◆ Source excerpt:
>>

The answer is me, for @popey, is the teleconsole binary built with snapcraft or just “packaed” using it?

Answering my own question:

$ readelf -a /snap/teleconsole/current/teleconsole
...
[Requesting program interpreter: /lib64/ld-linux-x86-64.so.2]
...
  Tag        Type                         Name/Value
 0x0000000000000001 (NEEDED)             Shared library: [libpthread.so.0]
 0x0000000000000001 (NEEDED)             Shared library: [libc.so.6]
...

So no linker loader set nor rpath.

The snap has no added libraries:

$ find /snap/teleconsole/current/
/snap/teleconsole/current/
/snap/teleconsole/current/command-teleconsole.wrapper
/snap/teleconsole/current/meta
/snap/teleconsole/current/meta/gui
/snap/teleconsole/current/meta/snap.yaml
/snap/teleconsole/current/teleconsole

Not sure what we can do on the snapcraft side here, @niemeyer do you have any ideas how to proceed?

@sergiusens I don’t think I understand the issue still. How’s that not the known issue of a classic snap not linking against the libraries in the core snap? Shouldn’t the wrapper have pointed towards the right libraries?

So @popey, this seems it has been built using one of the first releases of snapcraft that supported confinement: classic, what gave it away is that it has a wrapper telling it to use libraries from core. Given that you do not depend on any additional libraries aside from libc6 you should be fine by just rebuilding, it would start using libc6 from the host, which is technically incorrect, but it works.

<<

◆ Data items:
>>

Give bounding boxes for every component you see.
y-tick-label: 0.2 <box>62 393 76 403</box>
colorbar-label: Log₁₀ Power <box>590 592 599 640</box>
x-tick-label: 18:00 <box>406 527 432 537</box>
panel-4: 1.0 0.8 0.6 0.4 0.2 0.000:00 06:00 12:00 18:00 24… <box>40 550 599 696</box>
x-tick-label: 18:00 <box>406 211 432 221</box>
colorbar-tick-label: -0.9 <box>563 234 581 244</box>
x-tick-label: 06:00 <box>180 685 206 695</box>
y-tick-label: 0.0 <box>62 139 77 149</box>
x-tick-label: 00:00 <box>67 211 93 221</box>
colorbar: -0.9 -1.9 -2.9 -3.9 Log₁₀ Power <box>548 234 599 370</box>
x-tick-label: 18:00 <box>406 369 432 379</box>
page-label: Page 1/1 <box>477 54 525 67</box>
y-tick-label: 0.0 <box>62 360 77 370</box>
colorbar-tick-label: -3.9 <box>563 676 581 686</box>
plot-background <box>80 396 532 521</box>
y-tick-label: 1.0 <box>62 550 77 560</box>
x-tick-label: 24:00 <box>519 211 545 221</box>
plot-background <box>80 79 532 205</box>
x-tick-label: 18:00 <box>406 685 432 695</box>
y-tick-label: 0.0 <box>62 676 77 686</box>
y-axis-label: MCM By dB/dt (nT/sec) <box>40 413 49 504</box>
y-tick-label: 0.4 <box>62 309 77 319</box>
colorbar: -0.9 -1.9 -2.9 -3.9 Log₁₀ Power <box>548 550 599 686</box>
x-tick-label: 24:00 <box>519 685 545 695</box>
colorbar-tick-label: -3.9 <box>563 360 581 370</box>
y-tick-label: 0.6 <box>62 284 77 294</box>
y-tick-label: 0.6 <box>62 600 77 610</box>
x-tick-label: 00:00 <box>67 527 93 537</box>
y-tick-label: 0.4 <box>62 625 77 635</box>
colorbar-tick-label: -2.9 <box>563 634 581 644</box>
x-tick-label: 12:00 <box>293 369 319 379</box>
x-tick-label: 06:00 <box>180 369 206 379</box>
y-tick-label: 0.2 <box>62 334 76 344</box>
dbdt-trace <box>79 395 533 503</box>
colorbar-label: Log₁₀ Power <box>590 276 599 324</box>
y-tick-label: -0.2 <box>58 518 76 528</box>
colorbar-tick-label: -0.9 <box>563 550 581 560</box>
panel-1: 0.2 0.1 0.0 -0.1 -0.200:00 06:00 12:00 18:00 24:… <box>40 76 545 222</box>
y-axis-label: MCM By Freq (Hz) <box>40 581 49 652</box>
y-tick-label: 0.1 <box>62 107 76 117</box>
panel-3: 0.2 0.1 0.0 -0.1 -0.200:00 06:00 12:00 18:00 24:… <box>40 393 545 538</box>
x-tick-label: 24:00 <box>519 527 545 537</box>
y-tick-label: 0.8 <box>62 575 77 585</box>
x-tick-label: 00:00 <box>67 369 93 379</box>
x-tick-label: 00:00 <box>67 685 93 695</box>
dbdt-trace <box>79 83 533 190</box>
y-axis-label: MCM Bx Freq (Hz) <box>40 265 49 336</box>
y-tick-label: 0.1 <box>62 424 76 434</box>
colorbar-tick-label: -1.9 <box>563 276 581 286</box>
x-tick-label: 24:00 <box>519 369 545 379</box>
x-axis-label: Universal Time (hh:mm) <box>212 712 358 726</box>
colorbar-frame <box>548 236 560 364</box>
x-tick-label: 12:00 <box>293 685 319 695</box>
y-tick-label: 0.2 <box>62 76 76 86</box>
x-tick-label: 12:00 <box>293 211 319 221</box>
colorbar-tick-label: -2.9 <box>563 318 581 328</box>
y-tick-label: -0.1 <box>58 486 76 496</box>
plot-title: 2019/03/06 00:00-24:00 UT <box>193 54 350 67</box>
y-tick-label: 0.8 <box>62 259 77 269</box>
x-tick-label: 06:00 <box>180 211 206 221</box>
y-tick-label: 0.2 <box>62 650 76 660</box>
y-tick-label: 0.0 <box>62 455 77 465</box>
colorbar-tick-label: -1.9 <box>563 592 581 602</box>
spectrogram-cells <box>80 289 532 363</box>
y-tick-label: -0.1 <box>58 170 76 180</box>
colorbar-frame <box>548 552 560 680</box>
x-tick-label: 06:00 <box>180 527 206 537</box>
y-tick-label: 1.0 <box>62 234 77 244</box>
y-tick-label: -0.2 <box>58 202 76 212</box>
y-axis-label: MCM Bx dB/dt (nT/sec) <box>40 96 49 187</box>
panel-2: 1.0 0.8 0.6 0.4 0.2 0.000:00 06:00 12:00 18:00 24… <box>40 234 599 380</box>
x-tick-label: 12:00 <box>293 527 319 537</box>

<<

◆ Objectives:
A: Translate this sentence from the snap packaging thread into Spanish: "Shouldn't the wrapper have pointed towards the right libraries?"
B: According to the snap packaging thread, what showed that teleconsole was built with one of the first snapcraft releases that supported classic confinement?

◆ Answers per task:
A: ¿No debería el wrapper haber apuntado hacia las bibliotecas correctas?

B: It has a wrapper telling it to use libraries from core.